**Exercise:** Of the lines in the listing, how many include the string "color"? Write the number and nothing else.

** Start of Excerpted records **

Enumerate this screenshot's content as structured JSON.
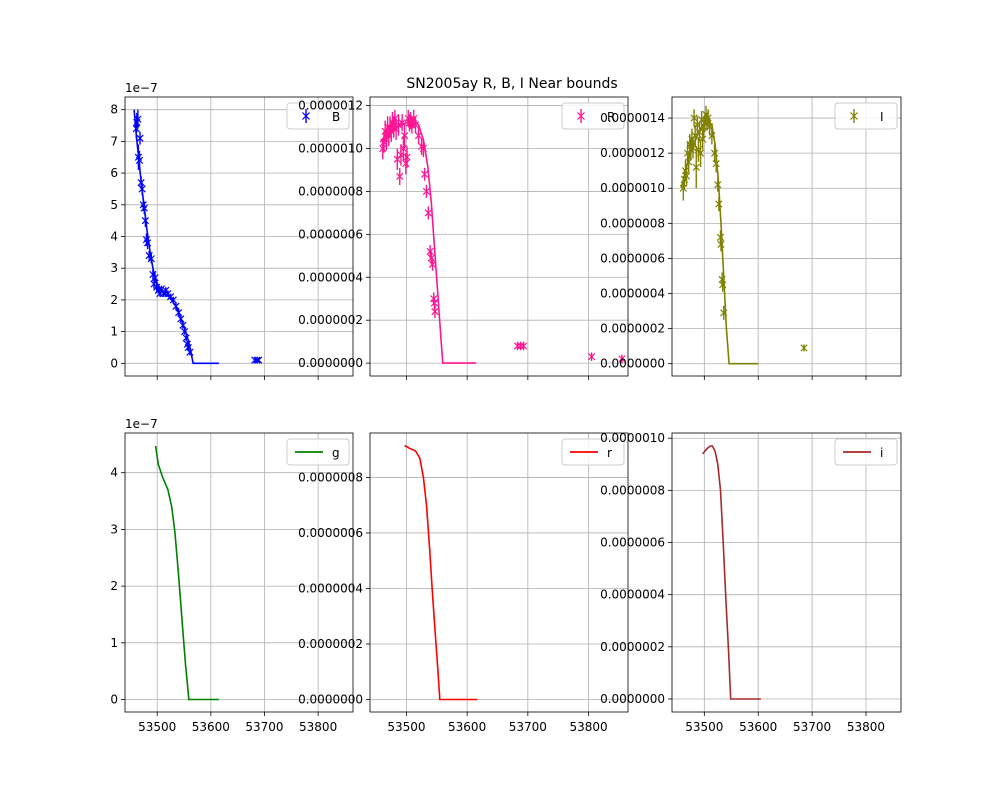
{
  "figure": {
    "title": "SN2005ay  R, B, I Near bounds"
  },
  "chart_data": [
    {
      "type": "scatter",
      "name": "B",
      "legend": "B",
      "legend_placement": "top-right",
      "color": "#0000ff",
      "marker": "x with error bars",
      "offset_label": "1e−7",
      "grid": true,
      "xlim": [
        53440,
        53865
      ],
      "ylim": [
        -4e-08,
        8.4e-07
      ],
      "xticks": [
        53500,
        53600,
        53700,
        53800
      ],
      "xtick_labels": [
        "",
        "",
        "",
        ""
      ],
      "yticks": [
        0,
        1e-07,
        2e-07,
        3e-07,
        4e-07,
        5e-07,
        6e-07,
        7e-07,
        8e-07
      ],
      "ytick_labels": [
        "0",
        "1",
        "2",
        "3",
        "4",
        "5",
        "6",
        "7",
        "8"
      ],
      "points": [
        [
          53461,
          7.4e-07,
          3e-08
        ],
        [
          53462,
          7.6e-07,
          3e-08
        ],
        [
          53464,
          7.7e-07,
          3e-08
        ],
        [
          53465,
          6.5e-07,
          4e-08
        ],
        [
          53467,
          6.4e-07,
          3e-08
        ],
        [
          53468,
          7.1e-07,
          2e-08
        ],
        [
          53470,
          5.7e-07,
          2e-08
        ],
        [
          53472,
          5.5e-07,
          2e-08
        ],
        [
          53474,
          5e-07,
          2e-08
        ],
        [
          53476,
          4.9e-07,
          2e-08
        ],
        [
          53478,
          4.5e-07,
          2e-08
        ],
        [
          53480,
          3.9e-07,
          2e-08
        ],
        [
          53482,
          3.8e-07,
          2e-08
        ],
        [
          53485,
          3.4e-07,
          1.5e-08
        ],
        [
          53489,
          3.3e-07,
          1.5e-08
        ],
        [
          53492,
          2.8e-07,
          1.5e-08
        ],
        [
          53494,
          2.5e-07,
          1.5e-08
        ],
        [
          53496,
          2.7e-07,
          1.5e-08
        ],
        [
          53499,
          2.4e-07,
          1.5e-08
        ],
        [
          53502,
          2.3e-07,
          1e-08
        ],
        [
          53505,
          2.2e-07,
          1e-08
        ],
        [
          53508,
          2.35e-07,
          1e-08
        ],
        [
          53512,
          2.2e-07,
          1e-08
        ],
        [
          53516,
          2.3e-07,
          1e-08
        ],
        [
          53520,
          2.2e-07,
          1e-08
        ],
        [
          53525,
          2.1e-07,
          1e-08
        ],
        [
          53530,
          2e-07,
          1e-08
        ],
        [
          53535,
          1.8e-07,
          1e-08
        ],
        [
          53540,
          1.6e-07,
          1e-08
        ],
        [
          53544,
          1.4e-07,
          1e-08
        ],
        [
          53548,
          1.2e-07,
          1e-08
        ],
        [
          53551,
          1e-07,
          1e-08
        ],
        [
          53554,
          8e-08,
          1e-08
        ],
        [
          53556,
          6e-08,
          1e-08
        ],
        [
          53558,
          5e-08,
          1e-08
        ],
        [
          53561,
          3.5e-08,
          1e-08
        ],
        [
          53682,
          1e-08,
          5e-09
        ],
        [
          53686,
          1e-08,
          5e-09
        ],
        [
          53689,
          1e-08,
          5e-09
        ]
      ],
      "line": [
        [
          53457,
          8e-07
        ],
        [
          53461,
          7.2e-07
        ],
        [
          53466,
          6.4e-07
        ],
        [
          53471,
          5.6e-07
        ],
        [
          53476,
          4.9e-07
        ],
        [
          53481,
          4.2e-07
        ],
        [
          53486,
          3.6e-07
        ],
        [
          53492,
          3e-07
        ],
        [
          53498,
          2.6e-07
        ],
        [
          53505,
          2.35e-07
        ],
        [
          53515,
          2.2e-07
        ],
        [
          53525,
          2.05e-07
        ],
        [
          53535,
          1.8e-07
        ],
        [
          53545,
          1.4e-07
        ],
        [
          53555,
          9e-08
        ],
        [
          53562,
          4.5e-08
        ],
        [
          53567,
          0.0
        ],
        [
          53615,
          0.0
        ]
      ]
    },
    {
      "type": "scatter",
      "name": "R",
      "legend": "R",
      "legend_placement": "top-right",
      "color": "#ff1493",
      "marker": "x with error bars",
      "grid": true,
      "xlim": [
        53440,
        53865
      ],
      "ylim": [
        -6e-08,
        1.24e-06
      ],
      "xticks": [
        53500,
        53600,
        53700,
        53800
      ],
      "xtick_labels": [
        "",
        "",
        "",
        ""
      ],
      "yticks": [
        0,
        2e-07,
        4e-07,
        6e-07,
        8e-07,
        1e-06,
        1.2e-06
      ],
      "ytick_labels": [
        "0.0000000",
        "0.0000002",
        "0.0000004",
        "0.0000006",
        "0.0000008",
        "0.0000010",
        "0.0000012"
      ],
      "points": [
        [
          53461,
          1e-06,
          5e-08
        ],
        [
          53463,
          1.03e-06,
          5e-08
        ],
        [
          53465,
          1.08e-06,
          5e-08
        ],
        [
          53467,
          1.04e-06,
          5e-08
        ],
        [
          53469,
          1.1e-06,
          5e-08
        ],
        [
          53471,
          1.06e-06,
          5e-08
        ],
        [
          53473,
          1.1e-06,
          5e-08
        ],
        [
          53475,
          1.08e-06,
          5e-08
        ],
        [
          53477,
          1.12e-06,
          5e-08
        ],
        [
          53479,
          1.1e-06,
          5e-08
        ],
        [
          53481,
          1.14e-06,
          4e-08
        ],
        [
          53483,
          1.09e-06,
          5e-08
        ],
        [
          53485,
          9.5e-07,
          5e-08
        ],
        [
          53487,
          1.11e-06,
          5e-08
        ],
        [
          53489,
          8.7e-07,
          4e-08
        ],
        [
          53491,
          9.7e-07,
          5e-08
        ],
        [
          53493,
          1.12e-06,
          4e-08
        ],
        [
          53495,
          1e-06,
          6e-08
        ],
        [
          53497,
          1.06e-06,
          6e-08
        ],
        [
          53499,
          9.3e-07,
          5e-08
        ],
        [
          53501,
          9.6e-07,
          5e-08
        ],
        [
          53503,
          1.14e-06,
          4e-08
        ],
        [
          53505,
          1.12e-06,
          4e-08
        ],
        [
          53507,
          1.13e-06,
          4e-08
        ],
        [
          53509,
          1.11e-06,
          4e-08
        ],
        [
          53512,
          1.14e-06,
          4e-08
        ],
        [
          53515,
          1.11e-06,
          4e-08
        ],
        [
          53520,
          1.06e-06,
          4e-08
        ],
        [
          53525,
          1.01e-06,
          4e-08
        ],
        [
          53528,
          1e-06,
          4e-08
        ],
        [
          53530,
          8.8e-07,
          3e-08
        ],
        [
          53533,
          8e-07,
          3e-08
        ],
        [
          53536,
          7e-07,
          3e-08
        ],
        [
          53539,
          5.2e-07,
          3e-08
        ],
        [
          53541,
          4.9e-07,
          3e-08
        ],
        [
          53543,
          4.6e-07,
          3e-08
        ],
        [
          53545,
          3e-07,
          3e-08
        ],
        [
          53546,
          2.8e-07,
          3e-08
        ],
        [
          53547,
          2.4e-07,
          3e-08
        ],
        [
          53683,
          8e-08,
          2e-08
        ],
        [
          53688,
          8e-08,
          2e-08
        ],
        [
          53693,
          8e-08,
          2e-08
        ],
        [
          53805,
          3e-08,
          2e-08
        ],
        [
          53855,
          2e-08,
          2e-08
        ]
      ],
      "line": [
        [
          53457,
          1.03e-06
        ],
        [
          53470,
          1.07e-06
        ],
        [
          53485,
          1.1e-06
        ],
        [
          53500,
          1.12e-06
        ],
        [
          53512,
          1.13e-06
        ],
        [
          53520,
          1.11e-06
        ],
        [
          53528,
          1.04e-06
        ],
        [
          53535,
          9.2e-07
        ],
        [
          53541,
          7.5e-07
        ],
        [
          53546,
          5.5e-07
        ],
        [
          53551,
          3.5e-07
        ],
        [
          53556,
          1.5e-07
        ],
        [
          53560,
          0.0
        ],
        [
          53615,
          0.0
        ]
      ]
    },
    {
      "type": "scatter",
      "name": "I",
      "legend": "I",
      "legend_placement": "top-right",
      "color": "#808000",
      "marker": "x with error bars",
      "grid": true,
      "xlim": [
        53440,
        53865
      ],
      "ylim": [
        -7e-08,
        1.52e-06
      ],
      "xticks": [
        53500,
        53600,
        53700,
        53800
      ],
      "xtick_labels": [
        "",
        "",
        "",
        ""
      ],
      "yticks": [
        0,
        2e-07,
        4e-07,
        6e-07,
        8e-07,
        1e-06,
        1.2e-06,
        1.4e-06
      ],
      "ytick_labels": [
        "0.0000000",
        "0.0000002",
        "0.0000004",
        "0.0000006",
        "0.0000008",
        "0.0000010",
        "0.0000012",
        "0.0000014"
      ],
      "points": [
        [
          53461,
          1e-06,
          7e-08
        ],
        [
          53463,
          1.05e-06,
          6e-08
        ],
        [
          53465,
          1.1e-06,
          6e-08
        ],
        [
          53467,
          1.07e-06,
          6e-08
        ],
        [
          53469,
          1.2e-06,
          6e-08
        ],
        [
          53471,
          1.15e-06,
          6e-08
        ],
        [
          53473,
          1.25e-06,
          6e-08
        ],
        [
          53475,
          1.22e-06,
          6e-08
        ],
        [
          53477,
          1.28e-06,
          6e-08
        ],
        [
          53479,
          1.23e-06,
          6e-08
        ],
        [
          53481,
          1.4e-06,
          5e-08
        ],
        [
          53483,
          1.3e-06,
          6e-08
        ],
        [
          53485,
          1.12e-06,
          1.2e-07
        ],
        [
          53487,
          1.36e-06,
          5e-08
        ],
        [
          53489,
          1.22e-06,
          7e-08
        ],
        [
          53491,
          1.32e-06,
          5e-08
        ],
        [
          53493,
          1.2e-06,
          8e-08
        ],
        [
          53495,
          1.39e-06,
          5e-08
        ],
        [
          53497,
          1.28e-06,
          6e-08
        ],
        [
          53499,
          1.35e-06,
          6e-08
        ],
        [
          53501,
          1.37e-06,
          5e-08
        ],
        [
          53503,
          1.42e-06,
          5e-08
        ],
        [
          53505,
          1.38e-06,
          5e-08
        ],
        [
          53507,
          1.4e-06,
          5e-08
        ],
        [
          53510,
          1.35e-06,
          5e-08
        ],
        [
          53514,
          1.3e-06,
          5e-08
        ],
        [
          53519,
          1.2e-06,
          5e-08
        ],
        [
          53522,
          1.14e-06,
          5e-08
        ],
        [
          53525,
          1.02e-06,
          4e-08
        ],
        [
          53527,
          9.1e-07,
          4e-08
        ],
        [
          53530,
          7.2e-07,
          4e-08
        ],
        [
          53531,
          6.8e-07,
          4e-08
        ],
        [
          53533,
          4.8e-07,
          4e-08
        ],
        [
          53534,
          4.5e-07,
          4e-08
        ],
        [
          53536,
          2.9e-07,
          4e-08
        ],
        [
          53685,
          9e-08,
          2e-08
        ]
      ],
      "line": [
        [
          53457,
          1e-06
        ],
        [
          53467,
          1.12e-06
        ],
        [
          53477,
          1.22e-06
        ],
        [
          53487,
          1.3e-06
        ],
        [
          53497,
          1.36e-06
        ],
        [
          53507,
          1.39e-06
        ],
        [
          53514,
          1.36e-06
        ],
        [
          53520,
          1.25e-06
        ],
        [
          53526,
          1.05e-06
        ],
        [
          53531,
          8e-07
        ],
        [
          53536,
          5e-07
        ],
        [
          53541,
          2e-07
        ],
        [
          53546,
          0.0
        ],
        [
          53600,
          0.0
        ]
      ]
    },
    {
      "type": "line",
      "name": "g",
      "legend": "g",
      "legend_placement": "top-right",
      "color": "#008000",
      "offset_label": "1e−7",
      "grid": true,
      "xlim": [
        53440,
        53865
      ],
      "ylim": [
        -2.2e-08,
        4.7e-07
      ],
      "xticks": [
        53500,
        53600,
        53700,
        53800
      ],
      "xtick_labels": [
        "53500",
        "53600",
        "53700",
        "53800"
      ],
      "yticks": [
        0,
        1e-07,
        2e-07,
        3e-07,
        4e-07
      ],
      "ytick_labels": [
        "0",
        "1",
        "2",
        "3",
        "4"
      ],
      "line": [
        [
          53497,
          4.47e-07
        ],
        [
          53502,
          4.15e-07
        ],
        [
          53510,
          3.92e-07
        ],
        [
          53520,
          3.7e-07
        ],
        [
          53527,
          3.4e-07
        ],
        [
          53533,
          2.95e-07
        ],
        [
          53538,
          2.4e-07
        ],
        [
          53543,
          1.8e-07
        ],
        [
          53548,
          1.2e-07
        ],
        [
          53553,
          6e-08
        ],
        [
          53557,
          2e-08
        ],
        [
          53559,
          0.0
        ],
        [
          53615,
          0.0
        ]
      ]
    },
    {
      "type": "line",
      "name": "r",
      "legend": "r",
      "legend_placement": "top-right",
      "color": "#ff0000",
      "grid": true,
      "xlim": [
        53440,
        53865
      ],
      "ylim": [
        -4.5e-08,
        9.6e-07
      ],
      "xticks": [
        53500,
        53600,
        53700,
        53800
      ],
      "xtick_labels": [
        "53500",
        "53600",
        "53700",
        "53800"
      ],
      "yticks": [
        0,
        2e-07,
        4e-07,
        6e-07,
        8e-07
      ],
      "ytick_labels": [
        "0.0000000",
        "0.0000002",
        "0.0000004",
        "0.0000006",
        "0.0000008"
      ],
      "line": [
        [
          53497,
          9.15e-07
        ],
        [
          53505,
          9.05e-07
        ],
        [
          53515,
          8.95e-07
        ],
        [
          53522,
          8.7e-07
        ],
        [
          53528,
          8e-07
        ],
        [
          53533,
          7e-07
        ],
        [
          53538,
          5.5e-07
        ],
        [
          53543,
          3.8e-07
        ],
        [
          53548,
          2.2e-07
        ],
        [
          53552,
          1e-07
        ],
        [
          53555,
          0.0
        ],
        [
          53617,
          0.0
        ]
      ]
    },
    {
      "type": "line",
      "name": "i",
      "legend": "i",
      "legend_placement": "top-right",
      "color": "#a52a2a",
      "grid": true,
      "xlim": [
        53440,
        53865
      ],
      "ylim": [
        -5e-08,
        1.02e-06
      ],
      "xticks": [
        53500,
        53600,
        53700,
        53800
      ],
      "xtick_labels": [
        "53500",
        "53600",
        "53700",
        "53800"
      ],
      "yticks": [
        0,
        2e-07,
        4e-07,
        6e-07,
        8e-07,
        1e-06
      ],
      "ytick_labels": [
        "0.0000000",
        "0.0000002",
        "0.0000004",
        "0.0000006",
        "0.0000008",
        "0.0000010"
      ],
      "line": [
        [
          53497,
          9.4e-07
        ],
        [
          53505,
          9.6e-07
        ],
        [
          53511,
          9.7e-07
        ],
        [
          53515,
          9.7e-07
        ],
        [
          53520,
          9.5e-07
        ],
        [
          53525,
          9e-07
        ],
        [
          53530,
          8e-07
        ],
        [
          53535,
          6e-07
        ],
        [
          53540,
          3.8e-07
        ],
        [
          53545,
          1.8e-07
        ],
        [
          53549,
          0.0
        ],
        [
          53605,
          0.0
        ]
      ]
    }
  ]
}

** End of Excerpted records **

**Task response:** 6